* The input:
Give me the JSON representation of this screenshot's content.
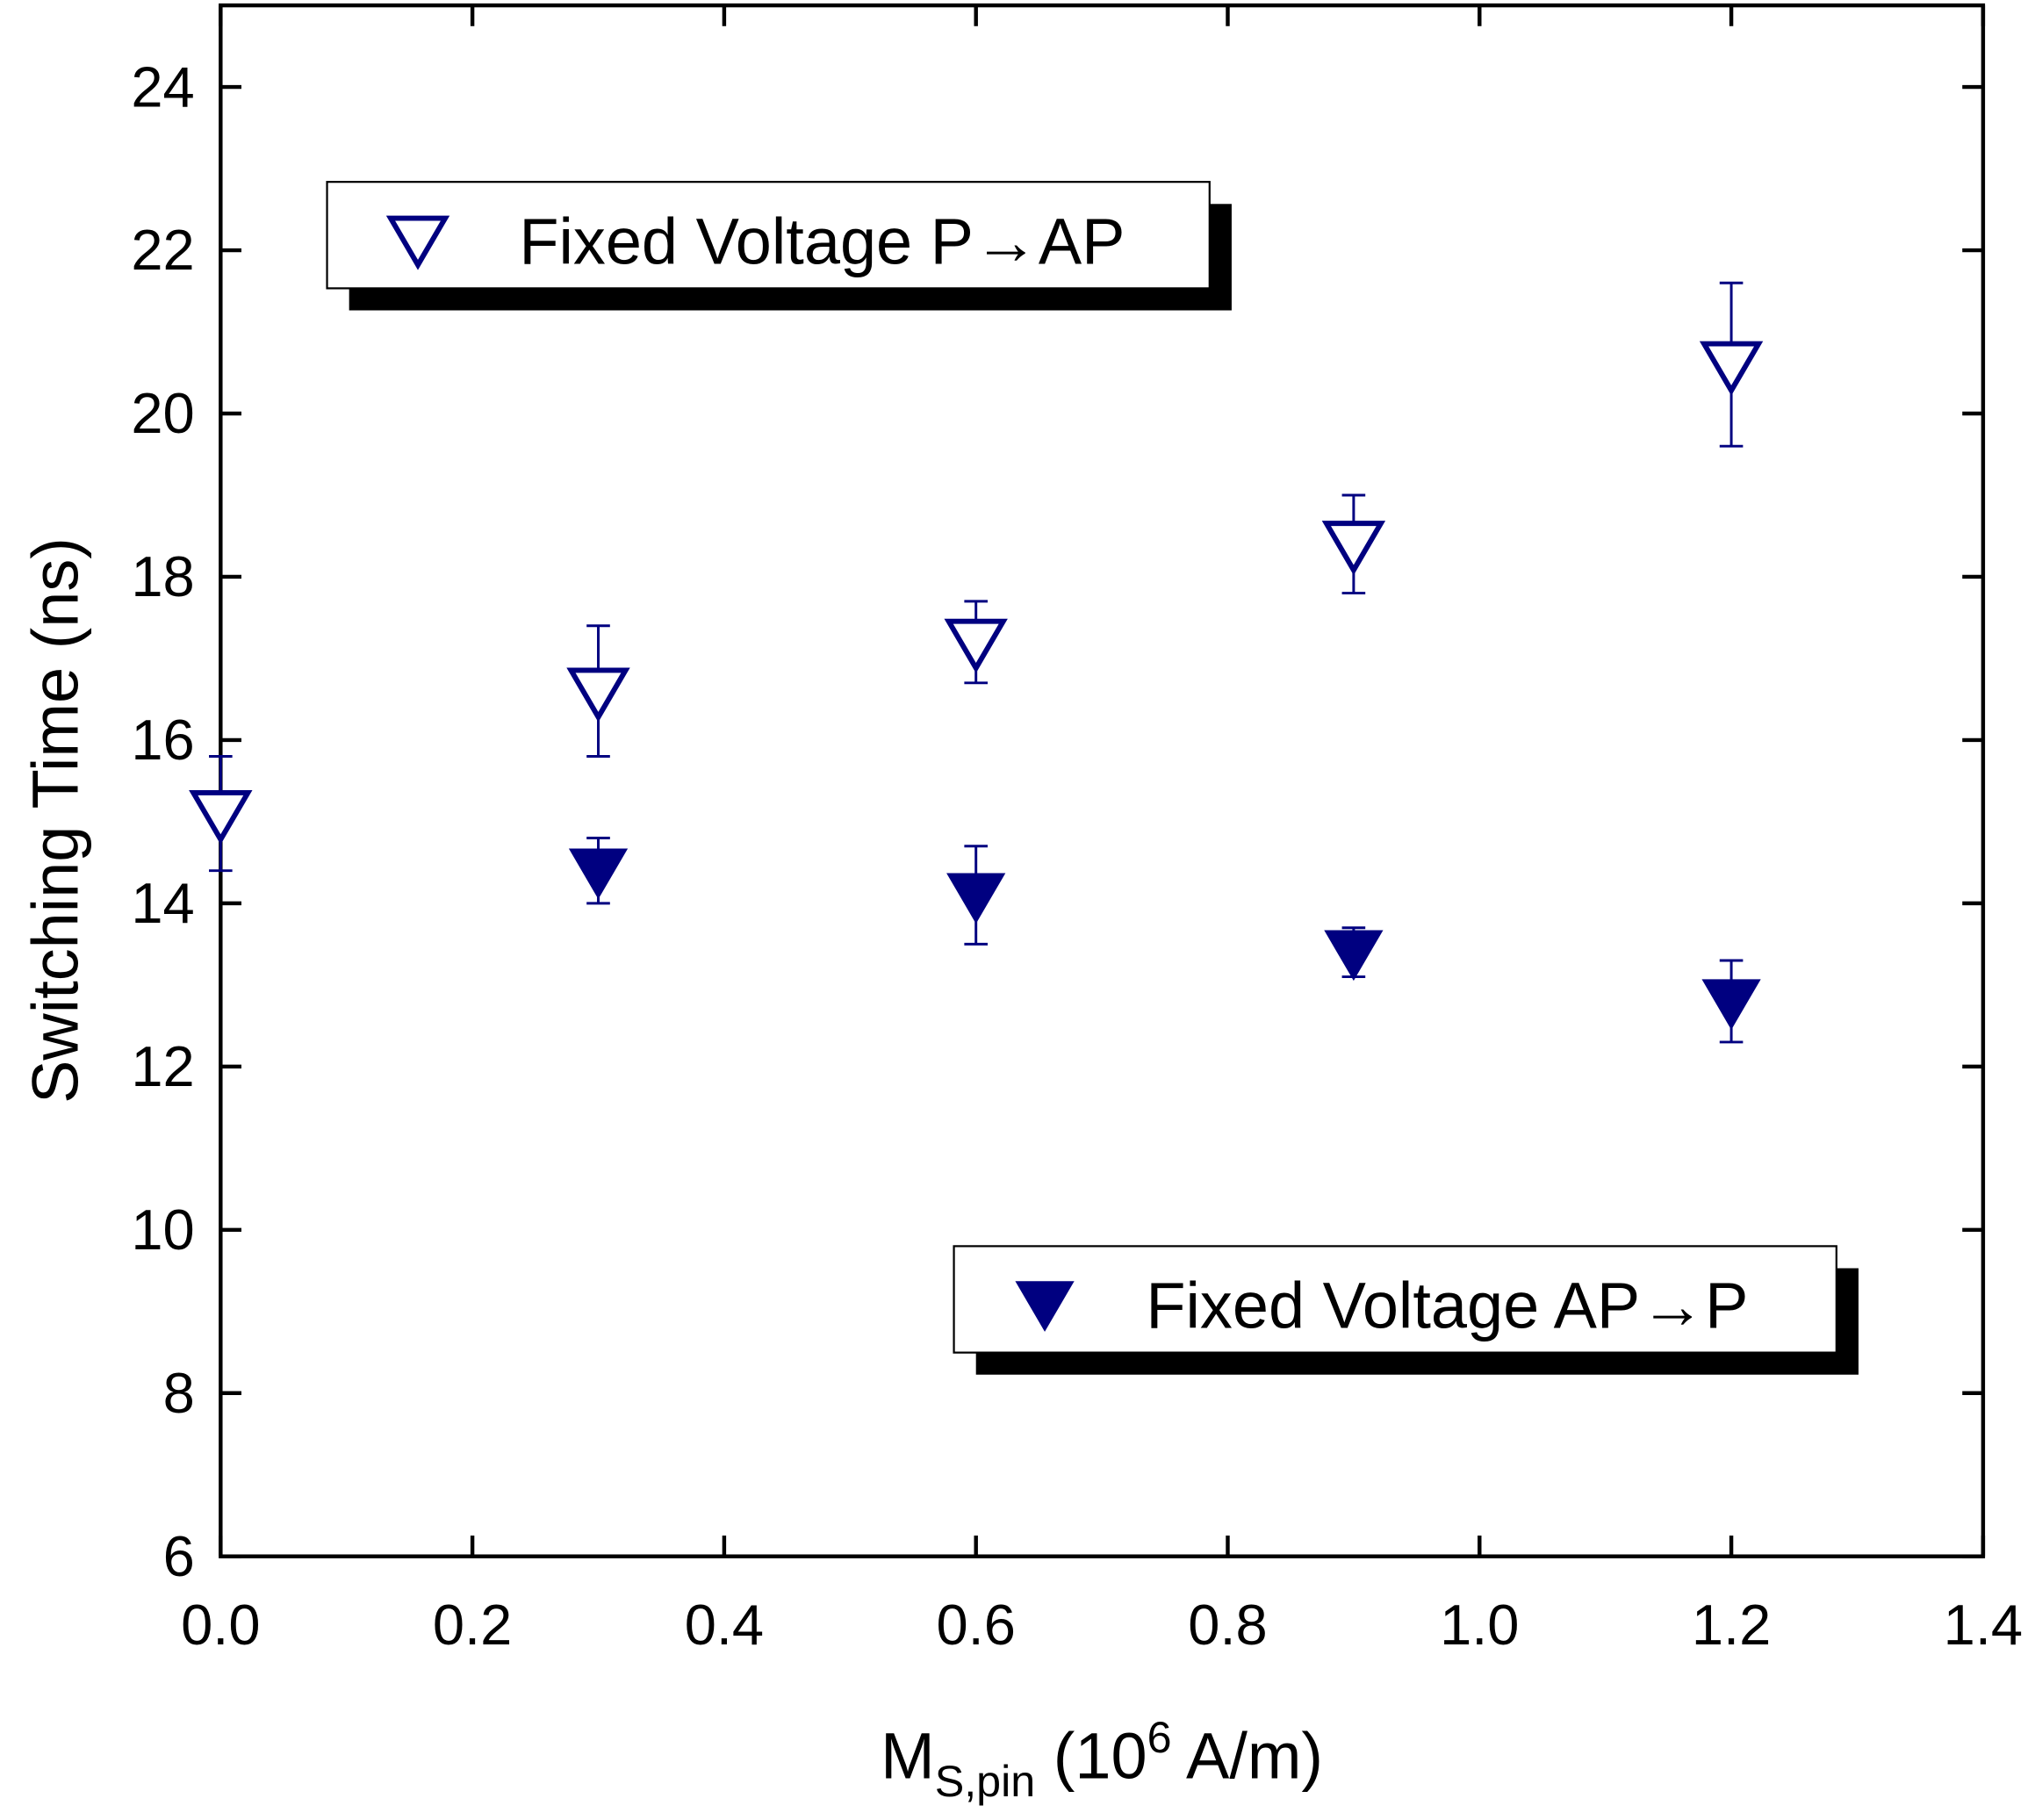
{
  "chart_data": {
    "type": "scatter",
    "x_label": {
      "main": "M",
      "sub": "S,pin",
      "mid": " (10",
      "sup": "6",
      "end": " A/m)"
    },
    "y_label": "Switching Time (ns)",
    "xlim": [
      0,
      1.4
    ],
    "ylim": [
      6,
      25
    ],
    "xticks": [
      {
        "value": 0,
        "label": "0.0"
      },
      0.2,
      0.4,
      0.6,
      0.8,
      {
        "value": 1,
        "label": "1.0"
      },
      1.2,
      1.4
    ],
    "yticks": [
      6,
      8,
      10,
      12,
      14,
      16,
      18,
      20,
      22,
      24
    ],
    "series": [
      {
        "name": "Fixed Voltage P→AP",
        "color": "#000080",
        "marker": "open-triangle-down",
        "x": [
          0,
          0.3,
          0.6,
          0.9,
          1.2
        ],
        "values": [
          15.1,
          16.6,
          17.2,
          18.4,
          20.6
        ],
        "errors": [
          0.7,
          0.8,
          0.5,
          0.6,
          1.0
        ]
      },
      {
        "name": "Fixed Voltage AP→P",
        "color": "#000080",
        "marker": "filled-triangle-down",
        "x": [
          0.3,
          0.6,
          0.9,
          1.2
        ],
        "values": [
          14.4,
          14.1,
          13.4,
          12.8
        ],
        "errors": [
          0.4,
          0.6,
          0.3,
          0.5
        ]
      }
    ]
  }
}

* What to work on:
Report only the number of lines in the records that include the word "Voltage".

* Result of this task:
2